TO DO:
Give the number of lines that contain the string "Spirituality", please, and nothing else.

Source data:
####################

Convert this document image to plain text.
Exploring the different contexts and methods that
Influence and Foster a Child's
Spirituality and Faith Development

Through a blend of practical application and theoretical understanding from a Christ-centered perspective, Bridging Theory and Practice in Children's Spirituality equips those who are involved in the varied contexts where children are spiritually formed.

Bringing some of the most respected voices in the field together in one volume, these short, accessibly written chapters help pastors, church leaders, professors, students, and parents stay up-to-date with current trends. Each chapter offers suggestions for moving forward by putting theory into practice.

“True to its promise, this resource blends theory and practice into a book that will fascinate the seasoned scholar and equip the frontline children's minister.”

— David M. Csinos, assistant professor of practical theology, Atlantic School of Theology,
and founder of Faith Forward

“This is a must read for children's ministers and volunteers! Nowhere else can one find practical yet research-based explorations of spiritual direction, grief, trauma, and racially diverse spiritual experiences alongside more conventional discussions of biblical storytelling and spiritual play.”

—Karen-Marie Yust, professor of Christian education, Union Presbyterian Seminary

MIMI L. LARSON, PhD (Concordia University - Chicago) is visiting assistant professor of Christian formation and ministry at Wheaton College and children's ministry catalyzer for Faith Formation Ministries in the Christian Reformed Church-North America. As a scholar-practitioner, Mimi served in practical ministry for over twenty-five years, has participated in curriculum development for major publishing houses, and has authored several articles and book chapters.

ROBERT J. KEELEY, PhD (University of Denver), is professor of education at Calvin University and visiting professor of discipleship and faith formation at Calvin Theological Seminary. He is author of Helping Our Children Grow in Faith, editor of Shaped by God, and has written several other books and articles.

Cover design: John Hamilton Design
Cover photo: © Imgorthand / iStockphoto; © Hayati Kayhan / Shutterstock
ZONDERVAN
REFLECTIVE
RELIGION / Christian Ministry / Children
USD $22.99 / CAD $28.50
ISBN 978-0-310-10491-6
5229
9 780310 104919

####################

EXERCISE OUTPUT:
2